Données de localisation des éléments
----------

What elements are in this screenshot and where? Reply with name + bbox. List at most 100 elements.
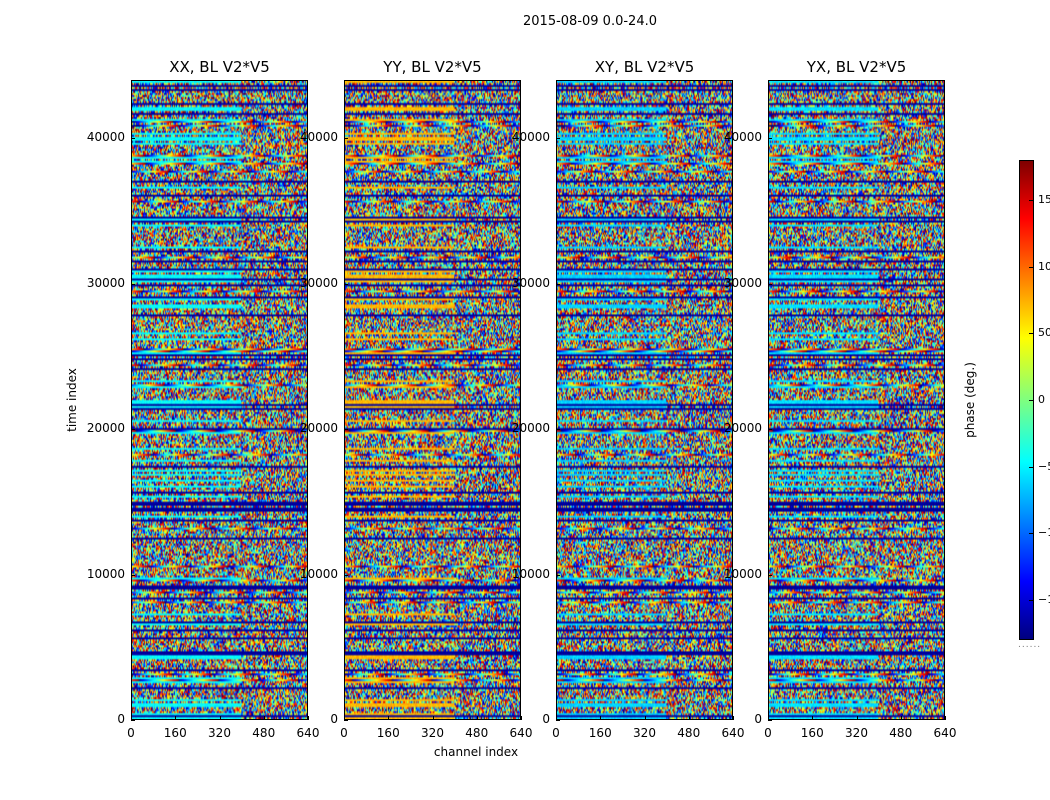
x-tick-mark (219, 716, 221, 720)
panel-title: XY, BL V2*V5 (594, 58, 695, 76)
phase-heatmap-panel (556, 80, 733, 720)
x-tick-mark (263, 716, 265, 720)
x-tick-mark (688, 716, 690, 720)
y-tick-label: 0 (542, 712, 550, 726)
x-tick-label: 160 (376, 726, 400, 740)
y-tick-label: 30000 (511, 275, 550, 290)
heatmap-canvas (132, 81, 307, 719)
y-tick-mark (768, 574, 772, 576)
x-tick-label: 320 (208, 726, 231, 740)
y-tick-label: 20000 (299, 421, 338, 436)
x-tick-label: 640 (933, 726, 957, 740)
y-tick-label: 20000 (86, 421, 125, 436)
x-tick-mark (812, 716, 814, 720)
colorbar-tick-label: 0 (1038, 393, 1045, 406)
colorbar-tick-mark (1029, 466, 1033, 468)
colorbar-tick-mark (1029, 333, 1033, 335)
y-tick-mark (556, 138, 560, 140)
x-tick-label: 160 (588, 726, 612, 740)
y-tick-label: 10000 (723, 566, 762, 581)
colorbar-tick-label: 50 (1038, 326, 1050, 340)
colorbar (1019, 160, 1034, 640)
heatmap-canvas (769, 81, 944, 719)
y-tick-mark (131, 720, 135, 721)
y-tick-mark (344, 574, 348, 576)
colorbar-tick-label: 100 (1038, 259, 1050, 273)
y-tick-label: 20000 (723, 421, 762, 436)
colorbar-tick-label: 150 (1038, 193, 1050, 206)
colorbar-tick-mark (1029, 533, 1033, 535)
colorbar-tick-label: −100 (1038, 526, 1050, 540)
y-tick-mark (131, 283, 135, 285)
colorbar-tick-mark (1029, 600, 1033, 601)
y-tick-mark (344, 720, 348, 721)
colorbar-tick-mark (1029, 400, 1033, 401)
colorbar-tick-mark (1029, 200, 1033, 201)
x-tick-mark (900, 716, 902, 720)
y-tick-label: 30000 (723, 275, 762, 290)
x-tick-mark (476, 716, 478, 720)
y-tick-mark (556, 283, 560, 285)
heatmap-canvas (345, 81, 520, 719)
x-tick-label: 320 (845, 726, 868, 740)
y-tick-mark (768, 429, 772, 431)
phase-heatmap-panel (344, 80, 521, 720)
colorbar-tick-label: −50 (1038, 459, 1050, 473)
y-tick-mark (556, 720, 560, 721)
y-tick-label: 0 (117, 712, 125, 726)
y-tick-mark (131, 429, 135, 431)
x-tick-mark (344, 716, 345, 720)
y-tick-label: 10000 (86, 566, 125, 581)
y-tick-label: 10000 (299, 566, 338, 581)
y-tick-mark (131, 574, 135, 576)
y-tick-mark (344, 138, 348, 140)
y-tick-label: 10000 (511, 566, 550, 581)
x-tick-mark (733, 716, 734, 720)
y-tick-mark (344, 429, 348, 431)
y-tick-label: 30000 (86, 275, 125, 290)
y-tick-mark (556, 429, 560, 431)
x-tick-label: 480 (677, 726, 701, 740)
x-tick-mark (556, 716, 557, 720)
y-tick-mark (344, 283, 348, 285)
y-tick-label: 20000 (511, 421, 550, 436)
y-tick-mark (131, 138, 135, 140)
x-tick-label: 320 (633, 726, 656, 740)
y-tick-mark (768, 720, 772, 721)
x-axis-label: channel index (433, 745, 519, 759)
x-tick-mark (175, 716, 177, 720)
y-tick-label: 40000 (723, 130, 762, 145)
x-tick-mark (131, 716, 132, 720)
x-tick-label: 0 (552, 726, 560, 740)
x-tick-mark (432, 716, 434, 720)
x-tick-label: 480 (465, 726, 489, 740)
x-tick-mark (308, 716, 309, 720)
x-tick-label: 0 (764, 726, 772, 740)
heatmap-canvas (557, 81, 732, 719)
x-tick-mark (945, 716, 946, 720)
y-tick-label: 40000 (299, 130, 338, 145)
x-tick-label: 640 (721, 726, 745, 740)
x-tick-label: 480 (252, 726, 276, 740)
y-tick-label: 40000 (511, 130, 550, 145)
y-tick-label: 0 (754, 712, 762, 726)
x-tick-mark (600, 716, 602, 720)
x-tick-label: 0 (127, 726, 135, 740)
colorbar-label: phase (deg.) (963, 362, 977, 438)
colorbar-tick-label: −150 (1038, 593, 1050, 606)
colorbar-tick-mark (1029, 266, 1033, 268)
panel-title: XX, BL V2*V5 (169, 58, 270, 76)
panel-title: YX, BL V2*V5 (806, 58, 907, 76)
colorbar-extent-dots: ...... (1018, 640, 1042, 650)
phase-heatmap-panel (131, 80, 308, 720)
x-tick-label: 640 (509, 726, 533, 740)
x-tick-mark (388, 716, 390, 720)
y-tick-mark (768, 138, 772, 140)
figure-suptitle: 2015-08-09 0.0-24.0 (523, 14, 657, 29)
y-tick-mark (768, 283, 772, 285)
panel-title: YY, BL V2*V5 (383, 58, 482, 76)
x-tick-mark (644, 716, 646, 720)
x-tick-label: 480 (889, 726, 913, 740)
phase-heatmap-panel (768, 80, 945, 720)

----------

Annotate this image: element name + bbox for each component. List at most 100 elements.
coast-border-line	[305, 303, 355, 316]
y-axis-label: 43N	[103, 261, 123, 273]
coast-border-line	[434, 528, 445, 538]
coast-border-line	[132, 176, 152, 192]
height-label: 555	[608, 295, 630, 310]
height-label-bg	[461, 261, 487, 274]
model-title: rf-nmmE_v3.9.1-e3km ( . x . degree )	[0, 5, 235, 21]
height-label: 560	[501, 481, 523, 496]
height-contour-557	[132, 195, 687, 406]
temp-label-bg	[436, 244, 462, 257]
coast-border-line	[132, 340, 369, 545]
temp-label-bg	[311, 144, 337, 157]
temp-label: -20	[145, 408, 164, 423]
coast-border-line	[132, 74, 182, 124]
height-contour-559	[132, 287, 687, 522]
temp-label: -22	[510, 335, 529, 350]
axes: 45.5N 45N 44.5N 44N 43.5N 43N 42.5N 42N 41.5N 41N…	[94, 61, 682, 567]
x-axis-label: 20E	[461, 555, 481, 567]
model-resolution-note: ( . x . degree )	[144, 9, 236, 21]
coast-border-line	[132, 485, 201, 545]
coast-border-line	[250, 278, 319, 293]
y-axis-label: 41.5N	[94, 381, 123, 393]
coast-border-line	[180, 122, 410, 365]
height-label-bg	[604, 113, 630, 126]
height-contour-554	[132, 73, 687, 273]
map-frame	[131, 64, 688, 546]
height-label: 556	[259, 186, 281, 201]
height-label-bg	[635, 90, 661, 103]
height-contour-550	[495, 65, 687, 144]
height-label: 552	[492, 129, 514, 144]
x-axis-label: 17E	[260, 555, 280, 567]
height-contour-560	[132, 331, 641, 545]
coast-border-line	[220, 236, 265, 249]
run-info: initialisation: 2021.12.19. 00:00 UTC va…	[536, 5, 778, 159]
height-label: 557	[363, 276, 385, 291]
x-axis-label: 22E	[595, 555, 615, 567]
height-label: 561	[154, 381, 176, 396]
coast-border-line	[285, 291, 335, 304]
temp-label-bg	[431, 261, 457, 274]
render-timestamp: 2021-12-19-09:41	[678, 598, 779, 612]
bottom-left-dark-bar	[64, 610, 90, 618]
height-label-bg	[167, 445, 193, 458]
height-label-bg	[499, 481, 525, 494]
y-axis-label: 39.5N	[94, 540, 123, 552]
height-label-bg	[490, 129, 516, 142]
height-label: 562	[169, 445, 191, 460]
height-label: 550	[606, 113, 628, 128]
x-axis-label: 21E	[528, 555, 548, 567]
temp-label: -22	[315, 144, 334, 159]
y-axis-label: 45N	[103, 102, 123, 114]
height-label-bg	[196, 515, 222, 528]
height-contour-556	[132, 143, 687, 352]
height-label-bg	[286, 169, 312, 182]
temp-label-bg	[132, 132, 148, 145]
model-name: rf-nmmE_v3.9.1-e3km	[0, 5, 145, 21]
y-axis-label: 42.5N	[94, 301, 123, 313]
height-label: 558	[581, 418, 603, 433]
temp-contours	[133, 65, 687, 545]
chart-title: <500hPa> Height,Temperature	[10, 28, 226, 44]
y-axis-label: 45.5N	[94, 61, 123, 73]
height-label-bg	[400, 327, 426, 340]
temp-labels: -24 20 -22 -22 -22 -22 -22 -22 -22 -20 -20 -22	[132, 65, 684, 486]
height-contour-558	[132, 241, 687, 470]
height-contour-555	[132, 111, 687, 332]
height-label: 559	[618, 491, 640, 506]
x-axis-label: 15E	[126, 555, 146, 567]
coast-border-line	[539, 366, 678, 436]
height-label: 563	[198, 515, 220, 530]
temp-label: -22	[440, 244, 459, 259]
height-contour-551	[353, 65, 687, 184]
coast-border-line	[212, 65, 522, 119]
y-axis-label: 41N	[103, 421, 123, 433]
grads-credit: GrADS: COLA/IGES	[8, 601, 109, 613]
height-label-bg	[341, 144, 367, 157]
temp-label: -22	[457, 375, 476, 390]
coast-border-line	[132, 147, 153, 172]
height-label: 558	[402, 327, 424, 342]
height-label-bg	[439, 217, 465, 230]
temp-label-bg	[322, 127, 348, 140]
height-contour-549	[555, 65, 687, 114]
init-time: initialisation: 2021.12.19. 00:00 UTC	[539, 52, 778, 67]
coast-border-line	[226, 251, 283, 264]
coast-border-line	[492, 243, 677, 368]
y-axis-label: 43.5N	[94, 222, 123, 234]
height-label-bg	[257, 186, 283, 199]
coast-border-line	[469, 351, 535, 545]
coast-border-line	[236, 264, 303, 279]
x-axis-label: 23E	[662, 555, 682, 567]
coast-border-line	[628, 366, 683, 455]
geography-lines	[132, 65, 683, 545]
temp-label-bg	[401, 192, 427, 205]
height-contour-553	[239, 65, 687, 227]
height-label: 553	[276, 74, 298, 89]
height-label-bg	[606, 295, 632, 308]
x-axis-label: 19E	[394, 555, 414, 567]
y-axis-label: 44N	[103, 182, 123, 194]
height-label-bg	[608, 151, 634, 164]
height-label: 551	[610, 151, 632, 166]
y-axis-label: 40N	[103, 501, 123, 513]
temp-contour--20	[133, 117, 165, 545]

----------

§ Consigne
Modifiez les enregistrements en commençant par la ligne contenant « x-tick-mark (219, 716, 221, 720) » et en finissant par celle contenant « y-tick-label: 30000 (511, 275, 550, 290) », en remplaçant « x-tick-mark » par « x-axis-tick » sans rien changer d'autre. Ne restituez que ces lignes.

§ Réponse ci-dessous
x-axis-tick (219, 716, 221, 720)
panel-title: XY, BL V2*V5 (594, 58, 695, 76)
phase-heatmap-panel (556, 80, 733, 720)
x-axis-tick (263, 716, 265, 720)
x-axis-tick (688, 716, 690, 720)
y-tick-label: 0 (542, 712, 550, 726)
x-tick-label: 160 (376, 726, 400, 740)
y-tick-label: 30000 (511, 275, 550, 290)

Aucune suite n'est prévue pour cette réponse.